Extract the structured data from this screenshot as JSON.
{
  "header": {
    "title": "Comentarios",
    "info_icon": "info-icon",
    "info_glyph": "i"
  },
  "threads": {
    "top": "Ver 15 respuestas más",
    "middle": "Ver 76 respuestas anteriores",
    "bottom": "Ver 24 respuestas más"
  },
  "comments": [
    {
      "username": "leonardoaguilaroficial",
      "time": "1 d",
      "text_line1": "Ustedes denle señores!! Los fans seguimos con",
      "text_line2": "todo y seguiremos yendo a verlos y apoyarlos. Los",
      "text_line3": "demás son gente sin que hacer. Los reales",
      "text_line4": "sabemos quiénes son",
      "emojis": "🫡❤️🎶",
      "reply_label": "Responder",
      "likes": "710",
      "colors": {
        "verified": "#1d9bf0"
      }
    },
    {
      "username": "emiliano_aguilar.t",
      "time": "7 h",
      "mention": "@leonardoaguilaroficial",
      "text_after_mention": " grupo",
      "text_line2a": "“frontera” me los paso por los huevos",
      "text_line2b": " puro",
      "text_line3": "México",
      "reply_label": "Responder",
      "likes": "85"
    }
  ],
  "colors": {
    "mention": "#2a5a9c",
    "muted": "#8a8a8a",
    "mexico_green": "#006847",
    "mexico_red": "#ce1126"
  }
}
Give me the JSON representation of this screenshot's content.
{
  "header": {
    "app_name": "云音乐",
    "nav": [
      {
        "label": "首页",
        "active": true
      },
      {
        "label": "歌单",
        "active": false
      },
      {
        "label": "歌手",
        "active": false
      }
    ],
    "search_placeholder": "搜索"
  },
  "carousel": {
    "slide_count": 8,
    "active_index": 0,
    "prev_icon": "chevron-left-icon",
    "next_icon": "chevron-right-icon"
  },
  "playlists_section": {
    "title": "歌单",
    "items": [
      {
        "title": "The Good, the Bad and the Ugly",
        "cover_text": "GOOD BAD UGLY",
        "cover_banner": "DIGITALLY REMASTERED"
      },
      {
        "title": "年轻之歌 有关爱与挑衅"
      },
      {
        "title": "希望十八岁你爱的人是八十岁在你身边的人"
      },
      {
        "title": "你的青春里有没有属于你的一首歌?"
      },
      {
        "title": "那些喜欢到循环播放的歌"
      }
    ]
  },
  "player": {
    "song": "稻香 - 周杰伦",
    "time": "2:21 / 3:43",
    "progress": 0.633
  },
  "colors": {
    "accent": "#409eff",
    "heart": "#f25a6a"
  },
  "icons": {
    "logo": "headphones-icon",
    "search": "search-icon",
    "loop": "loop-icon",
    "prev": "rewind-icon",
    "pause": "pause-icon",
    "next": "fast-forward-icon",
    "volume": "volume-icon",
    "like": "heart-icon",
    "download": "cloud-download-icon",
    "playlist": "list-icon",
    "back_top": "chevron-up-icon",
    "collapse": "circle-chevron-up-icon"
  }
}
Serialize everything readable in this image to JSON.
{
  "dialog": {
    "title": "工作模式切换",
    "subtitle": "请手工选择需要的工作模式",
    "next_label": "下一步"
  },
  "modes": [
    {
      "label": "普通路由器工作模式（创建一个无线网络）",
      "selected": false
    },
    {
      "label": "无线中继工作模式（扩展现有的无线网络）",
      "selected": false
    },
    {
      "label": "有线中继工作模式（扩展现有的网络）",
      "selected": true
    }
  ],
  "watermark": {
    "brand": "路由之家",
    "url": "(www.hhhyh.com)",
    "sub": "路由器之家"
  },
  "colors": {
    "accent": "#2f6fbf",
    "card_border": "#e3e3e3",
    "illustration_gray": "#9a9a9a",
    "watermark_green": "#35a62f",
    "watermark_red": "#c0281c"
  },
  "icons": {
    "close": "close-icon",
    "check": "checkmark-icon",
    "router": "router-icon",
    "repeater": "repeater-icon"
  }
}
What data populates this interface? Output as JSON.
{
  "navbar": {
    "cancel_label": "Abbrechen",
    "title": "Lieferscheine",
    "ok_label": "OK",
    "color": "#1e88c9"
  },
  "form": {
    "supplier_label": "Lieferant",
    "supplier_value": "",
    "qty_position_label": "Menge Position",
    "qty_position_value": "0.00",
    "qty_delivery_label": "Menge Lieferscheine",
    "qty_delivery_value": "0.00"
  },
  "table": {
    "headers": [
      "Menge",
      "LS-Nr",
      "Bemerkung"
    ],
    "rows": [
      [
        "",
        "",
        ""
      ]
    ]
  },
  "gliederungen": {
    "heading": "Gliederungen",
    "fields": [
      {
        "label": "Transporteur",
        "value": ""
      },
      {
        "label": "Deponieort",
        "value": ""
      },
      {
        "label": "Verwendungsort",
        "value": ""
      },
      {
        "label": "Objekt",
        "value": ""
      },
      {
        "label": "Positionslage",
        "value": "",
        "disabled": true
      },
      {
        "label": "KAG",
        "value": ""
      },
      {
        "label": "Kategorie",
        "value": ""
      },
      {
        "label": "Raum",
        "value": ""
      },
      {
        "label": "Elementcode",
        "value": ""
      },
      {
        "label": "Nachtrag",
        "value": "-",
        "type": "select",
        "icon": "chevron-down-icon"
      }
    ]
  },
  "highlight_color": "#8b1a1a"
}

◇ ◇ ◇

Copy out the whole listing, exactly as written.

## The answer
Extract the structured data from this screenshot as JSON.
{
  "header": {
    "title": "Comentarios",
    "info_icon": "info-icon",
    "info_glyph": "i"
  },
  "threads": {
    "top": "Ver 15 respuestas más",
    "middle": "Ver 76 respuestas anteriores",
    "bottom": "Ver 24 respuestas más"
  },
  "comments": [
    {
      "username": "leonardoaguilaroficial",
      "time": "1 d",
      "text_line1": "Ustedes denle señores!! Los fans seguimos con",
      "text_line2": "todo y seguiremos yendo a verlos y apoyarlos. Los",
      "text_line3": "demás son gente sin que hacer. Los reales",
      "text_line4": "sabemos quiénes son",
      "emojis": "🫡❤️🎶",
      "reply_label": "Responder",
      "likes": "710",
      "colors": {
        "verified": "#1d9bf0"
      }
    },
    {
      "username": "emiliano_aguilar.t",
      "time": "7 h",
      "mention": "@leonardoaguilaroficial",
      "text_after_mention": " grupo",
      "text_line2a": "“frontera” me los paso por los huevos",
      "text_line2b": " puro",
      "text_line3": "México",
      "reply_label": "Responder",
      "likes": "85"
    }
  ],
  "colors": {
    "mention": "#2a5a9c",
    "muted": "#8a8a8a",
    "mexico_green": "#006847",
    "mexico_red": "#ce1126"
  }
}
Give me the JSON representation of this screenshot's content.
{
  "header": {
    "app_name": "云音乐",
    "nav": [
      {
        "label": "首页",
        "active": true
      },
      {
        "label": "歌单",
        "active": false
      },
      {
        "label": "歌手",
        "active": false
      }
    ],
    "search_placeholder": "搜索"
  },
  "carousel": {
    "slide_count": 8,
    "active_index": 0,
    "prev_icon": "chevron-left-icon",
    "next_icon": "chevron-right-icon"
  },
  "playlists_section": {
    "title": "歌单",
    "items": [
      {
        "title": "The Good, the Bad and the Ugly",
        "cover_text": "GOOD BAD UGLY",
        "cover_banner": "DIGITALLY REMASTERED"
      },
      {
        "title": "年轻之歌 有关爱与挑衅"
      },
      {
        "title": "希望十八岁你爱的人是八十岁在你身边的人"
      },
      {
        "title": "你的青春里有没有属于你的一首歌?"
      },
      {
        "title": "那些喜欢到循环播放的歌"
      }
    ]
  },
  "player": {
    "song": "稻香 - 周杰伦",
    "time": "2:21 / 3:43",
    "progress": 0.633
  },
  "colors": {
    "accent": "#409eff",
    "heart": "#f25a6a"
  },
  "icons": {
    "logo": "headphones-icon",
    "search": "search-icon",
    "loop": "loop-icon",
    "prev": "rewind-icon",
    "pause": "pause-icon",
    "next": "fast-forward-icon",
    "volume": "volume-icon",
    "like": "heart-icon",
    "download": "cloud-download-icon",
    "playlist": "list-icon",
    "back_top": "chevron-up-icon",
    "collapse": "circle-chevron-up-icon"
  }
}
Serialize everything readable in this image to JSON.
{
  "dialog": {
    "title": "工作模式切换",
    "subtitle": "请手工选择需要的工作模式",
    "next_label": "下一步"
  },
  "modes": [
    {
      "label": "普通路由器工作模式（创建一个无线网络）",
      "selected": false
    },
    {
      "label": "无线中继工作模式（扩展现有的无线网络）",
      "selected": false
    },
    {
      "label": "有线中继工作模式（扩展现有的网络）",
      "selected": true
    }
  ],
  "watermark": {
    "brand": "路由之家",
    "url": "(www.hhhyh.com)",
    "sub": "路由器之家"
  },
  "colors": {
    "accent": "#2f6fbf",
    "card_border": "#e3e3e3",
    "illustration_gray": "#9a9a9a",
    "watermark_green": "#35a62f",
    "watermark_red": "#c0281c"
  },
  "icons": {
    "close": "close-icon",
    "check": "checkmark-icon",
    "router": "router-icon",
    "repeater": "repeater-icon"
  }
}
What data populates this interface? Output as JSON.
{
  "navbar": {
    "cancel_label": "Abbrechen",
    "title": "Lieferscheine",
    "ok_label": "OK",
    "color": "#1e88c9"
  },
  "form": {
    "supplier_label": "Lieferant",
    "supplier_value": "",
    "qty_position_label": "Menge Position",
    "qty_position_value": "0.00",
    "qty_delivery_label": "Menge Lieferscheine",
    "qty_delivery_value": "0.00"
  },
  "table": {
    "headers": [
      "Menge",
      "LS-Nr",
      "Bemerkung"
    ],
    "rows": [
      [
        "",
        "",
        ""
      ]
    ]
  },
  "gliederungen": {
    "heading": "Gliederungen",
    "fields": [
      {
        "label": "Transporteur",
        "value": ""
      },
      {
        "label": "Deponieort",
        "value": ""
      },
      {
        "label": "Verwendungsort",
        "value": ""
      },
      {
        "label": "Objekt",
        "value": ""
      },
      {
        "label": "Positionslage",
        "value": "",
        "disabled": true
      },
      {
        "label": "KAG",
        "value": ""
      },
      {
        "label": "Kategorie",
        "value": ""
      },
      {
        "label": "Raum",
        "value": ""
      },
      {
        "label": "Elementcode",
        "value": ""
      },
      {
        "label": "Nachtrag",
        "value": "-",
        "type": "select",
        "icon": "chevron-down-icon"
      }
    ]
  },
  "highlight_color": "#8b1a1a"
}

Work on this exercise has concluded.